▶ THE EXERCISE
Output the entries below exactly as written, omitting pictures.

============================================================

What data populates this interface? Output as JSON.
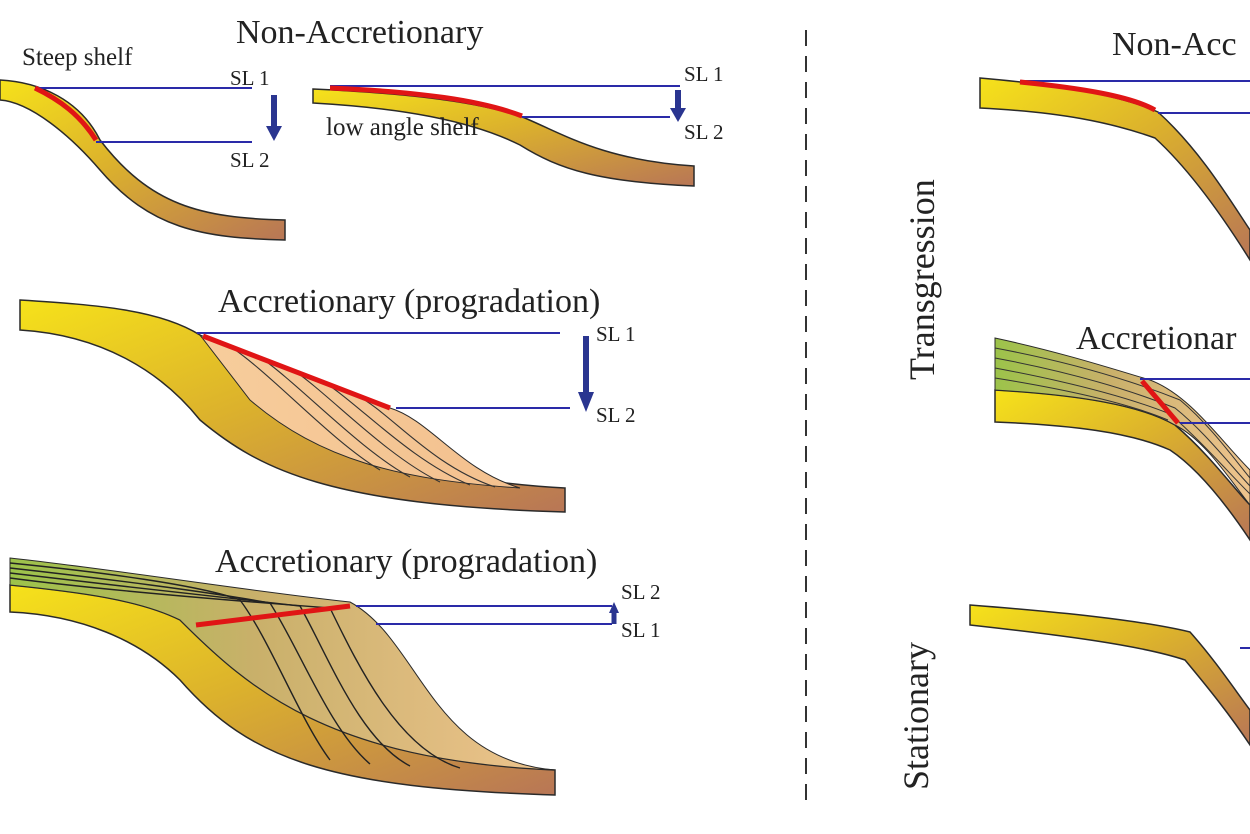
{
  "left_panel": {
    "top": {
      "title": "Non-Accretionary",
      "steep": {
        "shelf_label": "Steep shelf",
        "sl_upper": "SL 1",
        "sl_lower": "SL 2"
      },
      "low": {
        "shelf_label": "low angle shelf",
        "sl_upper": "SL 1",
        "sl_lower": "SL 2"
      }
    },
    "middle": {
      "title": "Accretionary (progradation)",
      "sl_upper": "SL 1",
      "sl_lower": "SL 2"
    },
    "bottom": {
      "title": "Accretionary (progradation)",
      "sl_upper": "SL 2",
      "sl_lower": "SL 1"
    }
  },
  "right_panel": {
    "row_labels": {
      "transgression": "Transgression",
      "stationary": "Stationary"
    },
    "top_title": "Non-Acc",
    "middle_title": "Accretionar"
  },
  "colors": {
    "sea_level_line": "#2a2aa8",
    "arrow": "#2a3590",
    "shelf_edge_highlight": "#e01515",
    "clinoform_fill": "#f5c79a",
    "topset_green": "#9ec24a",
    "slope_yellow": "#f6de1a",
    "slope_brown": "#b87a5a"
  }
}
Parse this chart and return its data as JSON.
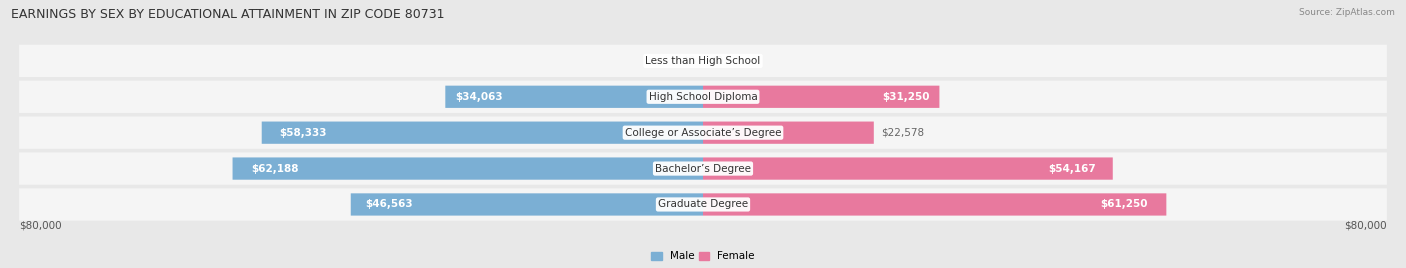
{
  "title": "EARNINGS BY SEX BY EDUCATIONAL ATTAINMENT IN ZIP CODE 80731",
  "source": "Source: ZipAtlas.com",
  "categories": [
    "Less than High School",
    "High School Diploma",
    "College or Associate’s Degree",
    "Bachelor’s Degree",
    "Graduate Degree"
  ],
  "male_values": [
    0,
    34063,
    58333,
    62188,
    46563
  ],
  "female_values": [
    0,
    31250,
    22578,
    54167,
    61250
  ],
  "male_color": "#7bafd4",
  "female_color": "#e8799e",
  "max_val": 80000,
  "bg_color": "#e8e8e8",
  "row_bg_color": "#f5f5f5",
  "title_fontsize": 9,
  "label_fontsize": 7.5,
  "axis_label_fontsize": 7.5
}
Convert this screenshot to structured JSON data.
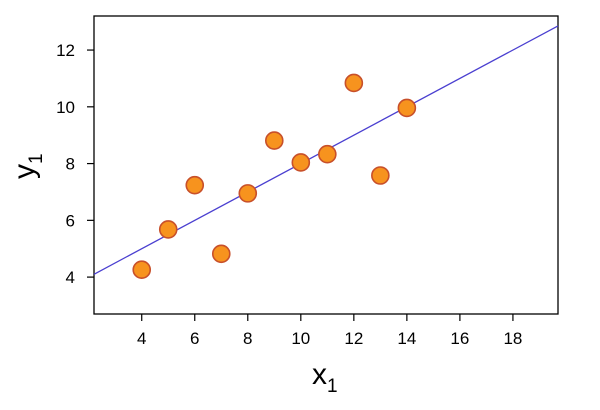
{
  "chart_data": {
    "type": "scatter",
    "xlabel": "x",
    "xlabel_subscript": "1",
    "ylabel": "y",
    "ylabel_subscript": "1",
    "xlim": [
      2.2,
      19.7
    ],
    "ylim": [
      2.7,
      13.2
    ],
    "x_ticks": [
      4,
      6,
      8,
      10,
      12,
      14,
      16,
      18
    ],
    "y_ticks": [
      4,
      6,
      8,
      10,
      12
    ],
    "grid": false,
    "points": [
      {
        "x": 10,
        "y": 8.04
      },
      {
        "x": 8,
        "y": 6.95
      },
      {
        "x": 13,
        "y": 7.58
      },
      {
        "x": 9,
        "y": 8.81
      },
      {
        "x": 11,
        "y": 8.33
      },
      {
        "x": 14,
        "y": 9.96
      },
      {
        "x": 6,
        "y": 7.24
      },
      {
        "x": 4,
        "y": 4.26
      },
      {
        "x": 12,
        "y": 10.84
      },
      {
        "x": 7,
        "y": 4.82
      },
      {
        "x": 5,
        "y": 5.68
      }
    ],
    "fit_line": {
      "intercept": 3.0,
      "slope": 0.5
    },
    "colors": {
      "point_fill": "#f7931e",
      "point_stroke": "#c8502a",
      "line": "#4a3fd0",
      "axis": "#000000"
    }
  }
}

============================================================

▶ OUTPUT
What data populates this interface? Output as JSON.
{
  "left_panel": {
    "top": {
      "title": "Non-Accretionary",
      "steep": {
        "shelf_label": "Steep shelf",
        "sl_upper": "SL 1",
        "sl_lower": "SL 2"
      },
      "low": {
        "shelf_label": "low angle shelf",
        "sl_upper": "SL 1",
        "sl_lower": "SL 2"
      }
    },
    "middle": {
      "title": "Accretionary (progradation)",
      "sl_upper": "SL 1",
      "sl_lower": "SL 2"
    },
    "bottom": {
      "title": "Accretionary (progradation)",
      "sl_upper": "SL 2",
      "sl_lower": "SL 1"
    }
  },
  "right_panel": {
    "row_labels": {
      "transgression": "Transgression",
      "stationary": "Stationary"
    },
    "top_title": "Non-Acc",
    "middle_title": "Accretionar"
  },
  "colors": {
    "sea_level_line": "#2a2aa8",
    "arrow": "#2a3590",
    "shelf_edge_highlight": "#e01515",
    "clinoform_fill": "#f5c79a",
    "topset_green": "#9ec24a",
    "slope_yellow": "#f6de1a",
    "slope_brown": "#b87a5a"
  }
}
Parse this chart and return its data as JSON.
{
  "title": "EARNINGS BY SEX BY EDUCATIONAL ATTAINMENT IN ZIP CODE 80731",
  "source": "Source: ZipAtlas.com",
  "categories": [
    "Less than High School",
    "High School Diploma",
    "College or Associate’s Degree",
    "Bachelor’s Degree",
    "Graduate Degree"
  ],
  "male_values": [
    0,
    34063,
    58333,
    62188,
    46563
  ],
  "female_values": [
    0,
    31250,
    22578,
    54167,
    61250
  ],
  "male_color": "#7bafd4",
  "female_color": "#e8799e",
  "max_val": 80000,
  "bg_color": "#e8e8e8",
  "row_bg_color": "#f5f5f5",
  "title_fontsize": 9,
  "label_fontsize": 7.5,
  "axis_label_fontsize": 7.5
}
Convert this screenshot to structured JSON data.
{
  "chart_data": {
    "type": "scatter",
    "xlabel": "x",
    "xlabel_subscript": "1",
    "ylabel": "y",
    "ylabel_subscript": "1",
    "xlim": [
      2.2,
      19.7
    ],
    "ylim": [
      2.7,
      13.2
    ],
    "x_ticks": [
      4,
      6,
      8,
      10,
      12,
      14,
      16,
      18
    ],
    "y_ticks": [
      4,
      6,
      8,
      10,
      12
    ],
    "grid": false,
    "points": [
      {
        "x": 10,
        "y": 8.04
      },
      {
        "x": 8,
        "y": 6.95
      },
      {
        "x": 13,
        "y": 7.58
      },
      {
        "x": 9,
        "y": 8.81
      },
      {
        "x": 11,
        "y": 8.33
      },
      {
        "x": 14,
        "y": 9.96
      },
      {
        "x": 6,
        "y": 7.24
      },
      {
        "x": 4,
        "y": 4.26
      },
      {
        "x": 12,
        "y": 10.84
      },
      {
        "x": 7,
        "y": 4.82
      },
      {
        "x": 5,
        "y": 5.68
      }
    ],
    "fit_line": {
      "intercept": 3.0,
      "slope": 0.5
    },
    "colors": {
      "point_fill": "#f7931e",
      "point_stroke": "#c8502a",
      "line": "#4a3fd0",
      "axis": "#000000"
    }
  }
}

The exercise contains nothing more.